● **TASK DESCRIPTION**
Pull out every line below that contains the word "will".

===

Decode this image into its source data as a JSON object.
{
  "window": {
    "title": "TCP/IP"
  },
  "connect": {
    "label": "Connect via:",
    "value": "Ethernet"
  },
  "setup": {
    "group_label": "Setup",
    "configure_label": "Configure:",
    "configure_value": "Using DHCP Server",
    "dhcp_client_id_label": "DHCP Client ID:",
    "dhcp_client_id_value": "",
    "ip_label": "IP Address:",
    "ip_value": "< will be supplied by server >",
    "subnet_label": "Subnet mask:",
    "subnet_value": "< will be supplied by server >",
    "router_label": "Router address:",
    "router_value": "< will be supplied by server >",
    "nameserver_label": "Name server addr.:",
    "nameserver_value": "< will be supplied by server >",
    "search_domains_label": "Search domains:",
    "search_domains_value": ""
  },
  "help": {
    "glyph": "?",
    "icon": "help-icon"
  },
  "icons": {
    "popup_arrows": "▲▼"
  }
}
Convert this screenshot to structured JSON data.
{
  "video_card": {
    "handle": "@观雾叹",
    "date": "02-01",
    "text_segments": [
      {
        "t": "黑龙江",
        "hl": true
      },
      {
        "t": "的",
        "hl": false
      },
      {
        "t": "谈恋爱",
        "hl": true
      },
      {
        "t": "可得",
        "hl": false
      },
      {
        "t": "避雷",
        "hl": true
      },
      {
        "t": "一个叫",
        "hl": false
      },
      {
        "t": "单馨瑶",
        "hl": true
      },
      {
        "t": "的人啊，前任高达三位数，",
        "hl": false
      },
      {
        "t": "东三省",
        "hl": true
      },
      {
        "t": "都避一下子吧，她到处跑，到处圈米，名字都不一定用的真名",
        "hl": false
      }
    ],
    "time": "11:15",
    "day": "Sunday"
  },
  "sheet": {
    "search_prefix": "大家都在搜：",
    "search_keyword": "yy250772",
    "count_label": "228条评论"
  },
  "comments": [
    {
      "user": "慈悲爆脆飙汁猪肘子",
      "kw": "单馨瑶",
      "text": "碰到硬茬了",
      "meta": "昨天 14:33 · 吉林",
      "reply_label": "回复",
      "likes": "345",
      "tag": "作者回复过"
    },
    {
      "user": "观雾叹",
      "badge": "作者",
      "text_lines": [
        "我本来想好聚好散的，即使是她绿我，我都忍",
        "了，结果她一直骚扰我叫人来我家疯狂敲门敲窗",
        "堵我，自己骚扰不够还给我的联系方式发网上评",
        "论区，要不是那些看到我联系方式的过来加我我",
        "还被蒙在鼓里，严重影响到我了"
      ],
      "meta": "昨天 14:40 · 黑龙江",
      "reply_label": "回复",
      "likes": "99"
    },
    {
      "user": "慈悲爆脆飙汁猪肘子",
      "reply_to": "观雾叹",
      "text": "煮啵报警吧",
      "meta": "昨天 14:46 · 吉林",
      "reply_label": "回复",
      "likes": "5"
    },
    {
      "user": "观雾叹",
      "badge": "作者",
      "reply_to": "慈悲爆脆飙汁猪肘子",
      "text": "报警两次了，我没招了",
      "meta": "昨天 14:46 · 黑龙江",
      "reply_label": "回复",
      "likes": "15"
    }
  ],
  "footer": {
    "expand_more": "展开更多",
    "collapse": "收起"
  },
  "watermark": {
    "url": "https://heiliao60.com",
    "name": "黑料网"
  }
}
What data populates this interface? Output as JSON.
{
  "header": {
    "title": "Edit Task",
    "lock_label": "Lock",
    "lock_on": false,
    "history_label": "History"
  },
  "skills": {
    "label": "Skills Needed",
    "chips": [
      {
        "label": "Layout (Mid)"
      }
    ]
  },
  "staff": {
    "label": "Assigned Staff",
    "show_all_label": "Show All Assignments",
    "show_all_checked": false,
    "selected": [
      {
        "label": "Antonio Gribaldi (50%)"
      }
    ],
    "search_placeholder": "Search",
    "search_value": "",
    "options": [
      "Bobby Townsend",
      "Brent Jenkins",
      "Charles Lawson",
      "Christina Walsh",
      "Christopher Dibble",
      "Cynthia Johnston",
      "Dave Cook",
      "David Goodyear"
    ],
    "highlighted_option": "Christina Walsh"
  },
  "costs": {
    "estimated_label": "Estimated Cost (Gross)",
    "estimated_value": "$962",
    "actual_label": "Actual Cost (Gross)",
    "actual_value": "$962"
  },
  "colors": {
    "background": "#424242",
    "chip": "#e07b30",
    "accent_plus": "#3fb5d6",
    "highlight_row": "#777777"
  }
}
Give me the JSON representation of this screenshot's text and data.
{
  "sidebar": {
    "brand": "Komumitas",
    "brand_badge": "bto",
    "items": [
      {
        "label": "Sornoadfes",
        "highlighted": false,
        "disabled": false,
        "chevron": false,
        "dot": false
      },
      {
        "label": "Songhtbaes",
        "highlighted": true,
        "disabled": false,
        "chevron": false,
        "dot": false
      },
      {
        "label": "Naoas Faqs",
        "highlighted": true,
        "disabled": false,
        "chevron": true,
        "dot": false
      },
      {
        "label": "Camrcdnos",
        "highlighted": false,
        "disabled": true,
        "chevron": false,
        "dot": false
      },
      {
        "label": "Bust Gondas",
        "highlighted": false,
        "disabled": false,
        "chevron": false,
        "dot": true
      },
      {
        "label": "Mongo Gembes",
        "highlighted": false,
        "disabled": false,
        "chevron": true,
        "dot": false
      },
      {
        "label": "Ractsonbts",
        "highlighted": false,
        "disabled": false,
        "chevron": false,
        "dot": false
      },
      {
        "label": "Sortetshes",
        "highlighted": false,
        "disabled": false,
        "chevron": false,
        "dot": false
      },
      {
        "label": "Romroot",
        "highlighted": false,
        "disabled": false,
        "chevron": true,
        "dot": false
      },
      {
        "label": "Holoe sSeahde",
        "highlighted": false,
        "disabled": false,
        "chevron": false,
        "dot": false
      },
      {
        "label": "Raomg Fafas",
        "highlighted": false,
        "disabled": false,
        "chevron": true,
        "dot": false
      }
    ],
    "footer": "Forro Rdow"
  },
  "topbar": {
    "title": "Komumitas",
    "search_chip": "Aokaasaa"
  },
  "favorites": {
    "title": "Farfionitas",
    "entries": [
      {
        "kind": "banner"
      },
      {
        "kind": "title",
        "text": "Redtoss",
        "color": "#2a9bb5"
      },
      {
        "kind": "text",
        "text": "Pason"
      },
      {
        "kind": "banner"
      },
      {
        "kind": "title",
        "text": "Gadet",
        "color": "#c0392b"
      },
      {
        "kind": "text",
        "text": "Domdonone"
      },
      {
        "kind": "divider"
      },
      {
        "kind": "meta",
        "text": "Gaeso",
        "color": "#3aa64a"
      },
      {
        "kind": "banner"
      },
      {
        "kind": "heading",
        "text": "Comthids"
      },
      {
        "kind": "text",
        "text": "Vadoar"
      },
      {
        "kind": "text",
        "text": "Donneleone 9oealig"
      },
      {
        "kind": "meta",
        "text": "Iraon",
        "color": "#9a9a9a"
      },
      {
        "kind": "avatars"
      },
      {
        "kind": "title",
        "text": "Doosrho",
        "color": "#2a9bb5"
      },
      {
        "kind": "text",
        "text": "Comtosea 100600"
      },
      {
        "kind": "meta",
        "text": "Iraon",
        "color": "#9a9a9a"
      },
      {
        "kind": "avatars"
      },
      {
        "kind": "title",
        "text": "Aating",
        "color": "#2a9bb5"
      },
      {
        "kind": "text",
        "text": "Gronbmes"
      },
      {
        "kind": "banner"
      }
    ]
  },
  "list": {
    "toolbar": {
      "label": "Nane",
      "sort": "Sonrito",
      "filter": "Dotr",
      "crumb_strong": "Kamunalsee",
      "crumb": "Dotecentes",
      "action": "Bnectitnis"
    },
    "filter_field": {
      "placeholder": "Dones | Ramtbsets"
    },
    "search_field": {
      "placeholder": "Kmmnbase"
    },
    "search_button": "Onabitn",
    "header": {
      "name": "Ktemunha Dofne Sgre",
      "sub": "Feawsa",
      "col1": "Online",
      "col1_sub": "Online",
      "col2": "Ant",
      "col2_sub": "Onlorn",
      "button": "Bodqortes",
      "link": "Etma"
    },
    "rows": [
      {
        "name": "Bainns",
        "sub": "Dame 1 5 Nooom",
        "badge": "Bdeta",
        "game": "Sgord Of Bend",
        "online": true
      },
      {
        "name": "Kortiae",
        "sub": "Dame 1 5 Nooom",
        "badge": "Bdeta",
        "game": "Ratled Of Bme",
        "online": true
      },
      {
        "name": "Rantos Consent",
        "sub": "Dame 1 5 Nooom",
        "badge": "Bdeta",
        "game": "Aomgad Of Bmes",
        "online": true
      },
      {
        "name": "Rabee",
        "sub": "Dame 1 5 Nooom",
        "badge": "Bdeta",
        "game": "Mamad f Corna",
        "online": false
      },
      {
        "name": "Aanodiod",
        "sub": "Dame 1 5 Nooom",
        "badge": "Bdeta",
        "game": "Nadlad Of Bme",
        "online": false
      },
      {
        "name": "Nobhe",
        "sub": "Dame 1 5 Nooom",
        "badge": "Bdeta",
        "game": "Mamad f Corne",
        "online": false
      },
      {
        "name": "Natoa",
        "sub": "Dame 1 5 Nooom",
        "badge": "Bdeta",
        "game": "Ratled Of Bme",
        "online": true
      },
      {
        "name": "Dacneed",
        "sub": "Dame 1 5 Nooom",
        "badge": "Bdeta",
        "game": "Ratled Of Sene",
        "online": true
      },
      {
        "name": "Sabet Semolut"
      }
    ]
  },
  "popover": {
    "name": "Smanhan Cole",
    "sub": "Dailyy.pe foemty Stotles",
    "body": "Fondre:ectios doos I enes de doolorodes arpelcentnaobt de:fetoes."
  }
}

===

● **SOLVED PROBLEM**
    "ip_value": "< will be supplied by server >",
    "subnet_value": "< will be supplied by server >",
    "router_value": "< will be supplied by server >",
    "nameserver_value": "< will be supplied by server >",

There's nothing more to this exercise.